Output all the material that follows, exactly as given.
------
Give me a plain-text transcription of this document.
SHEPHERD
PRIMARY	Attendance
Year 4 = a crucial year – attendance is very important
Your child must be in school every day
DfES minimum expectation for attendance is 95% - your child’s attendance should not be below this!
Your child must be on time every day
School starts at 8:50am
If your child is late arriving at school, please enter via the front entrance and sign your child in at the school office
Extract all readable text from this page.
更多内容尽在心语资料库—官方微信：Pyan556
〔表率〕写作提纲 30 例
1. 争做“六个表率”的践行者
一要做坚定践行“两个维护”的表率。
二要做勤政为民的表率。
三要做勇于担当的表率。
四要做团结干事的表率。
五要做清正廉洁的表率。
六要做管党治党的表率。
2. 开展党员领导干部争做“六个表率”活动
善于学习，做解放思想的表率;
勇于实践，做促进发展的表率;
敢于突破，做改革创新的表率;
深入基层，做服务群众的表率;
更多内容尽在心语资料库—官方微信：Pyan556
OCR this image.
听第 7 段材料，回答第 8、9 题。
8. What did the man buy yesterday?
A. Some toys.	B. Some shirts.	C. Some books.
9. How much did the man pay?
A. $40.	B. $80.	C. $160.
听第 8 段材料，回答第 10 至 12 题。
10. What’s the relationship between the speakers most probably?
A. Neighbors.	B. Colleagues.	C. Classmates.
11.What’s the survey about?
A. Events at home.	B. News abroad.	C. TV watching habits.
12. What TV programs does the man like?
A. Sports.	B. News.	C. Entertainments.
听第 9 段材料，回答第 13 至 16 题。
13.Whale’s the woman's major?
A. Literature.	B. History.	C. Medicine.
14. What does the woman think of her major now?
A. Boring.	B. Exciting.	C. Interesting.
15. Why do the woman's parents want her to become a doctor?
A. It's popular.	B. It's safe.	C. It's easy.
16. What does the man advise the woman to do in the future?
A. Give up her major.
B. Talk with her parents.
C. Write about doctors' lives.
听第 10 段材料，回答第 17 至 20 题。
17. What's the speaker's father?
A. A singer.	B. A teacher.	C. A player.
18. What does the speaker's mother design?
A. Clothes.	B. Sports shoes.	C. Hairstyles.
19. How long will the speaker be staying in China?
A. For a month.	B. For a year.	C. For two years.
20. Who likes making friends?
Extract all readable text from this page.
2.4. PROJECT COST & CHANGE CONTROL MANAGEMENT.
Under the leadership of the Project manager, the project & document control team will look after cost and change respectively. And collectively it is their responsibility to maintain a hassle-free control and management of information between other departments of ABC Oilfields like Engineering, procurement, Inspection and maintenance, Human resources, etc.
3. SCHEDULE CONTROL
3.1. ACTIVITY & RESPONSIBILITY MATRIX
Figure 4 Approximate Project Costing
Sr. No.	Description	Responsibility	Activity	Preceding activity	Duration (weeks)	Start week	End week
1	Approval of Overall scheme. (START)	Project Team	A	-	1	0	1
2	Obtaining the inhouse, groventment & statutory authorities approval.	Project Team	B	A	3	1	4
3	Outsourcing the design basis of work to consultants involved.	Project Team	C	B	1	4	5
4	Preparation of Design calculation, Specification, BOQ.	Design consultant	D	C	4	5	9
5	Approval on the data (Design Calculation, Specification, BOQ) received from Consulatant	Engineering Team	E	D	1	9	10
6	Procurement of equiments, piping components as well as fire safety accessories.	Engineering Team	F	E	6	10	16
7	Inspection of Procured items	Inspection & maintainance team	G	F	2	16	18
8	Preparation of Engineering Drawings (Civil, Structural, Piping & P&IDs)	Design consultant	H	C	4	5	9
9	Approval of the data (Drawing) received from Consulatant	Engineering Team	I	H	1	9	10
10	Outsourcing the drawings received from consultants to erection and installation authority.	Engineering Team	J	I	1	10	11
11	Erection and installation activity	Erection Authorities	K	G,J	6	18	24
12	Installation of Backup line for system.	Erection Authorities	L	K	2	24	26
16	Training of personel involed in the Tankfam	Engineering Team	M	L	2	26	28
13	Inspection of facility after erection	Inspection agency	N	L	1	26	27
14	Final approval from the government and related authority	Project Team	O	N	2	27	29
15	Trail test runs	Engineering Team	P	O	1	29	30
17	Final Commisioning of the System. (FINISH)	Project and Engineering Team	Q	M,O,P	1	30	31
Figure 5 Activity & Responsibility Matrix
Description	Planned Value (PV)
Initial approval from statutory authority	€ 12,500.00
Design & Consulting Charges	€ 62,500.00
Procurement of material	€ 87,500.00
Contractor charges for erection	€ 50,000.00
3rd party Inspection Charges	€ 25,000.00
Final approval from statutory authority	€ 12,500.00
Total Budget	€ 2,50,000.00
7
------
### PROBLEM SOLUTION:
Give me a plain-text transcription of this document.
SHEPHERD
PRIMARY	Attendance
Year 4 = a crucial year – attendance is very important
Your child must be in school every day
DfES minimum expectation for attendance is 95% - your child’s attendance should not be below this!
Your child must be on time every day
School starts at 8:50am
If your child is late arriving at school, please enter via the front entrance and sign your child in at the school office
Extract all readable text from this page.
更多内容尽在心语资料库—官方微信：Pyan556
〔表率〕写作提纲 30 例
1. 争做“六个表率”的践行者
一要做坚定践行“两个维护”的表率。
二要做勤政为民的表率。
三要做勇于担当的表率。
四要做团结干事的表率。
五要做清正廉洁的表率。
六要做管党治党的表率。
2. 开展党员领导干部争做“六个表率”活动
善于学习，做解放思想的表率;
勇于实践，做促进发展的表率;
敢于突破，做改革创新的表率;
深入基层，做服务群众的表率;
更多内容尽在心语资料库—官方微信：Pyan556
OCR this image.
听第 7 段材料，回答第 8、9 题。
8. What did the man buy yesterday?
A. Some toys.	B. Some shirts.	C. Some books.
9. How much did the man pay?
A. $40.	B. $80.	C. $160.
听第 8 段材料，回答第 10 至 12 题。
10. What’s the relationship between the speakers most probably?
A. Neighbors.	B. Colleagues.	C. Classmates.
11.What’s the survey about?
A. Events at home.	B. News abroad.	C. TV watching habits.
12. What TV programs does the man like?
A. Sports.	B. News.	C. Entertainments.
听第 9 段材料，回答第 13 至 16 题。
13.Whale’s the woman's major?
A. Literature.	B. History.	C. Medicine.
14. What does the woman think of her major now?
A. Boring.	B. Exciting.	C. Interesting.
15. Why do the woman's parents want her to become a doctor?
A. It's popular.	B. It's safe.	C. It's easy.
16. What does the man advise the woman to do in the future?
A. Give up her major.
B. Talk with her parents.
C. Write about doctors' lives.
听第 10 段材料，回答第 17 至 20 题。
17. What's the speaker's father?
A. A singer.	B. A teacher.	C. A player.
18. What does the speaker's mother design?
A. Clothes.	B. Sports shoes.	C. Hairstyles.
19. How long will the speaker be staying in China?
A. For a month.	B. For a year.	C. For two years.
20. Who likes making friends?
Extract all readable text from this page.
2.4. PROJECT COST & CHANGE CONTROL MANAGEMENT.
Under the leadership of the Project manager, the project & document control team will look after cost and change respectively. And collectively it is their responsibility to maintain a hassle-free control and management of information between other departments of ABC Oilfields like Engineering, procurement, Inspection and maintenance, Human resources, etc.
3. SCHEDULE CONTROL
3.1. ACTIVITY & RESPONSIBILITY MATRIX
Figure 4 Approximate Project Costing
Sr. No.	Description	Responsibility	Activity	Preceding activity	Duration (weeks)	Start week	End week
1	Approval of Overall scheme. (START)	Project Team	A	-	1	0	1
2	Obtaining the inhouse, groventment & statutory authorities approval.	Project Team	B	A	3	1	4
3	Outsourcing the design basis of work to consultants involved.	Project Team	C	B	1	4	5
4	Preparation of Design calculation, Specification, BOQ.	Design consultant	D	C	4	5	9
5	Approval on the data (Design Calculation, Specification, BOQ) received from Consulatant	Engineering Team	E	D	1	9	10
6	Procurement of equiments, piping components as well as fire safety accessories.	Engineering Team	F	E	6	10	16
7	Inspection of Procured items	Inspection & maintainance team	G	F	2	16	18
8	Preparation of Engineering Drawings (Civil, Structural, Piping & P&IDs)	Design consultant	H	C	4	5	9
9	Approval of the data (Drawing) received from Consulatant	Engineering Team	I	H	1	9	10
10	Outsourcing the drawings received from consultants to erection and installation authority.	Engineering Team	J	I	1	10	11
11	Erection and installation activity	Erection Authorities	K	G,J	6	18	24
12	Installation of Backup line for system.	Erection Authorities	L	K	2	24	26
16	Training of personel involed in the Tankfam	Engineering Team	M	L	2	26	28
13	Inspection of facility after erection	Inspection agency	N	L	1	26	27
14	Final approval from the government and related authority	Project Team	O	N	2	27	29
15	Trail test runs	Engineering Team	P	O	1	29	30
17	Final Commisioning of the System. (FINISH)	Project and Engineering Team	Q	M,O,P	1	30	31
Figure 5 Activity & Responsibility Matrix
Description	Planned Value (PV)
Initial approval from statutory authority	€ 12,500.00
Design & Consulting Charges	€ 62,500.00
Procurement of material	€ 87,500.00
Contractor charges for erection	€ 50,000.00
3rd party Inspection Charges	€ 25,000.00
Final approval from statutory authority	€ 12,500.00
Total Budget	€ 2,50,000.00
7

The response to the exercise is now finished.